[Stored items]
.....

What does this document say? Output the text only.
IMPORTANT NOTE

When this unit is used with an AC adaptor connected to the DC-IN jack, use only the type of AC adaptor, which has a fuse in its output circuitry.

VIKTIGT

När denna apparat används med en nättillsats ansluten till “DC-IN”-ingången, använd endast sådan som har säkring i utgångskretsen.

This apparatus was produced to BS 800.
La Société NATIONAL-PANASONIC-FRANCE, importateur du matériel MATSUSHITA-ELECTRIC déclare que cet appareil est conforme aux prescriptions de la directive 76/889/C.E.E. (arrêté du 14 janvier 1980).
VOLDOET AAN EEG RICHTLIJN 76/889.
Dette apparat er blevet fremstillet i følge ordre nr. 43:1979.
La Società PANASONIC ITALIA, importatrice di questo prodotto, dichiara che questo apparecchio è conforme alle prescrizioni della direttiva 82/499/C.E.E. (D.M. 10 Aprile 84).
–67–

.....

**REQUEST**
Return solely the number of lines in the data that include the word "only".

**FINISHED TASK**
2